> _Task requirements_: Retype the stretch of lines from the one containing "What elements are" through the one containing "228, 641, 234]", both included, reproducing each line without any change.

**** Provided data

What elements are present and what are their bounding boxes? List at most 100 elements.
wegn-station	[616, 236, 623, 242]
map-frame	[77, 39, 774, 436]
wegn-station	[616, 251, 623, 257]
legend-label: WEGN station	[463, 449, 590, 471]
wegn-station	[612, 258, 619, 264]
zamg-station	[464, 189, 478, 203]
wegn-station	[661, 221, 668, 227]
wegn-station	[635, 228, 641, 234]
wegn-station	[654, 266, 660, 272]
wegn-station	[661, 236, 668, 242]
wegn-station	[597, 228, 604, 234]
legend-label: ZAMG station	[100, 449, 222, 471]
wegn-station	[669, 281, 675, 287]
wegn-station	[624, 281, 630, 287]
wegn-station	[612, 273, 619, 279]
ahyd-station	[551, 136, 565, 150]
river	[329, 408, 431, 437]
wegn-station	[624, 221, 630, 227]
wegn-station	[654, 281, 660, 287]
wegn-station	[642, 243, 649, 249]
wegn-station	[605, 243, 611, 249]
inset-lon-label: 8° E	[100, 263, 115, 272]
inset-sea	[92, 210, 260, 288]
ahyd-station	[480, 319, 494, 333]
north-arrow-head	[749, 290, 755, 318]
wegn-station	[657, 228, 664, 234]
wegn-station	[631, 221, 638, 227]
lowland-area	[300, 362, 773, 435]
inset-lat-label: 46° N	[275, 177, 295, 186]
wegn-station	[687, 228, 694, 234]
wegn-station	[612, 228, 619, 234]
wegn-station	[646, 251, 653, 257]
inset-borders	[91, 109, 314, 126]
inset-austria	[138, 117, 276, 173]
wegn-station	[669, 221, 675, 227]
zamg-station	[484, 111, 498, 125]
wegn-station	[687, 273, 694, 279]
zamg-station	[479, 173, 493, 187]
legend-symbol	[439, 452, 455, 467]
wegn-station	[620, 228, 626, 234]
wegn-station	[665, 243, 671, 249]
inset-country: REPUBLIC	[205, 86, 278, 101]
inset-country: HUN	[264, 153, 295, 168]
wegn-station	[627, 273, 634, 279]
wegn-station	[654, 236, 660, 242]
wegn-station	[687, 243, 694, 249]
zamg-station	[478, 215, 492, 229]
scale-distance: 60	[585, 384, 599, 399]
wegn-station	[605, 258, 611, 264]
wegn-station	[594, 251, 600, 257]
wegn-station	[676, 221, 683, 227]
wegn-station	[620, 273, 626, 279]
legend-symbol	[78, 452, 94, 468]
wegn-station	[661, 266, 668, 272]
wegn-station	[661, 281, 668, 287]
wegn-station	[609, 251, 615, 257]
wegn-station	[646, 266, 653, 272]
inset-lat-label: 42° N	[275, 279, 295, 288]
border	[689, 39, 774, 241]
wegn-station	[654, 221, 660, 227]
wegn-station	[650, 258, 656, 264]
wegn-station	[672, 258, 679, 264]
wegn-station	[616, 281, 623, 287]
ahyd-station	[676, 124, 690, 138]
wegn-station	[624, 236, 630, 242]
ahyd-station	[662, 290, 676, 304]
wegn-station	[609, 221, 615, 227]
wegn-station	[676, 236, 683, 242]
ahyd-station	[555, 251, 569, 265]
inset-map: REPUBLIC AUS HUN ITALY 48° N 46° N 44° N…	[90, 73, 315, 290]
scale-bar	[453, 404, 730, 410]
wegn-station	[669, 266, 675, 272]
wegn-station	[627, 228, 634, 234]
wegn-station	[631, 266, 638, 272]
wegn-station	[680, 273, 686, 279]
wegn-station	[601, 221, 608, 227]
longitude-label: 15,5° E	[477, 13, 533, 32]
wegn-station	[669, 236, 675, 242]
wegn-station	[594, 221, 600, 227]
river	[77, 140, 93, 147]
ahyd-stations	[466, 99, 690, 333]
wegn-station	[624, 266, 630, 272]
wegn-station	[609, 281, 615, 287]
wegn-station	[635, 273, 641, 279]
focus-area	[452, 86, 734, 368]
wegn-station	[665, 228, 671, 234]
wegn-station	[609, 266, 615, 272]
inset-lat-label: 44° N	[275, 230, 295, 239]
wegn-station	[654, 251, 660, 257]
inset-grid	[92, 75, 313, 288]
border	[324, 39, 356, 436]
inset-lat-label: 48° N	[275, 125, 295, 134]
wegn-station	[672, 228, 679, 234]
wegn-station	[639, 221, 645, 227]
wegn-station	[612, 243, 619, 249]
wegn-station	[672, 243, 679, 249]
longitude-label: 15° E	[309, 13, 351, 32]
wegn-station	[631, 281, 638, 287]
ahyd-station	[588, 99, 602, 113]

********
**** Provided data

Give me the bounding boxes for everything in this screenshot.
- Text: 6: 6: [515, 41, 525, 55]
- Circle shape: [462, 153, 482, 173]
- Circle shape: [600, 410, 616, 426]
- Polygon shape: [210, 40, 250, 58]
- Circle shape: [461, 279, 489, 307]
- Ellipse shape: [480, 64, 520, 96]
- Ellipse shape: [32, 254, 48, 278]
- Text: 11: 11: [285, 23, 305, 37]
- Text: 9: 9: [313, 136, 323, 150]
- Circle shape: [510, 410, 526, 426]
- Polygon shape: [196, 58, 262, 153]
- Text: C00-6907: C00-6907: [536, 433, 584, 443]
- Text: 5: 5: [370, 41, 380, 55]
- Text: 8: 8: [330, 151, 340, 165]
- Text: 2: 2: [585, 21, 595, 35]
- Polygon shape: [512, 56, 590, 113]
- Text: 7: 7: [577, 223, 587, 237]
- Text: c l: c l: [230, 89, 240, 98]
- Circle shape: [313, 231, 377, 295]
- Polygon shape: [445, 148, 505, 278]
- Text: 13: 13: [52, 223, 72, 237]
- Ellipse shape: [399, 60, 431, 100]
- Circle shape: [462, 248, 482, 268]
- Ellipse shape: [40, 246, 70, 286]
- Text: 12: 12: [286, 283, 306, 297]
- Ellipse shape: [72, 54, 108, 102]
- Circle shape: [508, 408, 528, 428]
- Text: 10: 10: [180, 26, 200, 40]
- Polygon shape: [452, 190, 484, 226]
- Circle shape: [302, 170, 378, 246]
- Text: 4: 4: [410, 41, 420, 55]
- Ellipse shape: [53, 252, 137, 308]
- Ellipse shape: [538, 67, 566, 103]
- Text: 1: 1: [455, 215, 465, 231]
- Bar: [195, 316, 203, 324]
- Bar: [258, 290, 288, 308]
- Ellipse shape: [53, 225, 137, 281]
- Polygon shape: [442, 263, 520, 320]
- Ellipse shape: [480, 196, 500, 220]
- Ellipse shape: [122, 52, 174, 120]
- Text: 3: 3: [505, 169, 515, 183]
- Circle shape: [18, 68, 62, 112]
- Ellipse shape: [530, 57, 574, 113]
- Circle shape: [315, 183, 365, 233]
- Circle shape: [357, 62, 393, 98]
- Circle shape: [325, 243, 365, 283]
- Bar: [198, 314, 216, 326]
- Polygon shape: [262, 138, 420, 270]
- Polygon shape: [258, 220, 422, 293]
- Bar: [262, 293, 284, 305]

********

> _Finished exercise_:
What elements are present and what are their bounding boxes? List at most 100 elements.
wegn-station	[616, 236, 623, 242]
map-frame	[77, 39, 774, 436]
wegn-station	[616, 251, 623, 257]
legend-label: WEGN station	[463, 449, 590, 471]
wegn-station	[612, 258, 619, 264]
zamg-station	[464, 189, 478, 203]
wegn-station	[661, 221, 668, 227]
wegn-station	[635, 228, 641, 234]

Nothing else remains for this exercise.